** BEGIN Provided records **

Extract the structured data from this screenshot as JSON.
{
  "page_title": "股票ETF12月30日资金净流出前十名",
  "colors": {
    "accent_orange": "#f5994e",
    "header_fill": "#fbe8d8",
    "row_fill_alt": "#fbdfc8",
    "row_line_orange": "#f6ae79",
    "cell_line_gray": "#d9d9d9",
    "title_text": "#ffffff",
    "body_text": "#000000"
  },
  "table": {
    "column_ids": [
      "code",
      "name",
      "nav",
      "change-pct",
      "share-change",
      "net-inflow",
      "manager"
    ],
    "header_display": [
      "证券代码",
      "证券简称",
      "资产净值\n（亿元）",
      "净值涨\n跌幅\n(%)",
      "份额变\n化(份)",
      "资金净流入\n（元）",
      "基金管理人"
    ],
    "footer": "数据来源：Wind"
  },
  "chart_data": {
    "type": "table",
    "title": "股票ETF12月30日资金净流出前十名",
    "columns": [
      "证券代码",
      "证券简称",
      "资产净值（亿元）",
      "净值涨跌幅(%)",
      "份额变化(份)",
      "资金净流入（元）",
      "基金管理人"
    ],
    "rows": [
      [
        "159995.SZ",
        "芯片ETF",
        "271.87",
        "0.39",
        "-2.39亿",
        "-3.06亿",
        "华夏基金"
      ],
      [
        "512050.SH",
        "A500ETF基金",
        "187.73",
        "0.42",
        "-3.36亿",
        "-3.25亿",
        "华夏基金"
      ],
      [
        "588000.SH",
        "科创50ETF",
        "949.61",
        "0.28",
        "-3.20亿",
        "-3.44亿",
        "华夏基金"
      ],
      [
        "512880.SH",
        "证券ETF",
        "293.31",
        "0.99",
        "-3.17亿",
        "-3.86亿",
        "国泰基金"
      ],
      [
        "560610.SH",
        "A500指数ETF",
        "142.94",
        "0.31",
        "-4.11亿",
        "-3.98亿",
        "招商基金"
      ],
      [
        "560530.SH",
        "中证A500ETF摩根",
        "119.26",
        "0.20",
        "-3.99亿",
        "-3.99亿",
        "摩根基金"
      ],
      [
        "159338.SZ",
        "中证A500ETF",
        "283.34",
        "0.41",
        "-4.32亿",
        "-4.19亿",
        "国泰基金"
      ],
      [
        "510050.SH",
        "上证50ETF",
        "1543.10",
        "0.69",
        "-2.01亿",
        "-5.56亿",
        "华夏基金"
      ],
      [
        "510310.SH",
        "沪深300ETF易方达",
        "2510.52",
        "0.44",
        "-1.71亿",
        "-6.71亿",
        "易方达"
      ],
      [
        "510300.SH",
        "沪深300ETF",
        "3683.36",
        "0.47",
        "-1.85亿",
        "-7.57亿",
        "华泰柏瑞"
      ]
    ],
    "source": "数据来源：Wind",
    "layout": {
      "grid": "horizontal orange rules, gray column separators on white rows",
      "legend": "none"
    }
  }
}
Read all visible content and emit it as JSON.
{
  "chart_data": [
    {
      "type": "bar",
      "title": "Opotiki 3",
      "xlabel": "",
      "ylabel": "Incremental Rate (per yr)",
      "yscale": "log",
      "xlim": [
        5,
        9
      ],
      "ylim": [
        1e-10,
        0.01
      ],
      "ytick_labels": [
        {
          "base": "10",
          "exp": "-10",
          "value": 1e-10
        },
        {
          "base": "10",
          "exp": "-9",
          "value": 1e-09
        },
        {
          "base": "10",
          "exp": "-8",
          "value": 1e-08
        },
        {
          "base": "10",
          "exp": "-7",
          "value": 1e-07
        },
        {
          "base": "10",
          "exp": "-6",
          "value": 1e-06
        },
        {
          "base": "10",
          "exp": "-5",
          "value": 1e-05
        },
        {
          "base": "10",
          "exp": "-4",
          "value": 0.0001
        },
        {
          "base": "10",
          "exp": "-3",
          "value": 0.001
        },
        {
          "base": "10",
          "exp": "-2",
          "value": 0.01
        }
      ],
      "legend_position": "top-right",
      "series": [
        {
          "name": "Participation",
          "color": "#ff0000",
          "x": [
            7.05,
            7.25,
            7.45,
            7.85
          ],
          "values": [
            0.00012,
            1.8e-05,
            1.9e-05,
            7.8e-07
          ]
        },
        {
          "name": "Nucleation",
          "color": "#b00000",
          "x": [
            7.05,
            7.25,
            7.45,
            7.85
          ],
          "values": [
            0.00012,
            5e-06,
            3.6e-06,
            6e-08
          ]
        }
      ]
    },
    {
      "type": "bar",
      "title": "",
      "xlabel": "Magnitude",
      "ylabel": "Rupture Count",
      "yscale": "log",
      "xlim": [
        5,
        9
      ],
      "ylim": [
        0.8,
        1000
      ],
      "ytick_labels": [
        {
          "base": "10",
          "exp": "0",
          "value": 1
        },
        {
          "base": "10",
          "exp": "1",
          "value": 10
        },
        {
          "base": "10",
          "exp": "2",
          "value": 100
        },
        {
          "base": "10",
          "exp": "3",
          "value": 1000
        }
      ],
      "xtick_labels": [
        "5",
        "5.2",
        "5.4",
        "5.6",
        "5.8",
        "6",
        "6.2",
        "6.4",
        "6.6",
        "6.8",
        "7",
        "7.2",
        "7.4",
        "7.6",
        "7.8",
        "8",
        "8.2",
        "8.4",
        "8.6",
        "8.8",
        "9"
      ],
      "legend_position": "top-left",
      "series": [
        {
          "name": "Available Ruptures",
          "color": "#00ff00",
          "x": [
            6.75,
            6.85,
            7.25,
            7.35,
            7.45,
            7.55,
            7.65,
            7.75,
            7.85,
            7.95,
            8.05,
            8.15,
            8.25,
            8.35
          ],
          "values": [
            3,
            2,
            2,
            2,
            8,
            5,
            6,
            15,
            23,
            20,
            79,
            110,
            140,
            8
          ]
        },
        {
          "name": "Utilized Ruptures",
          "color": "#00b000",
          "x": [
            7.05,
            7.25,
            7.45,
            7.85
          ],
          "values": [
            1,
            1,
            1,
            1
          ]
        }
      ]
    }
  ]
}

** END Provided records **

Brief => Identify each line containing the string "JSON" and copy it out.

Response to the exercise =>
Extract the structured data from this screenshot as JSON.
Read all visible content and emit it as JSON.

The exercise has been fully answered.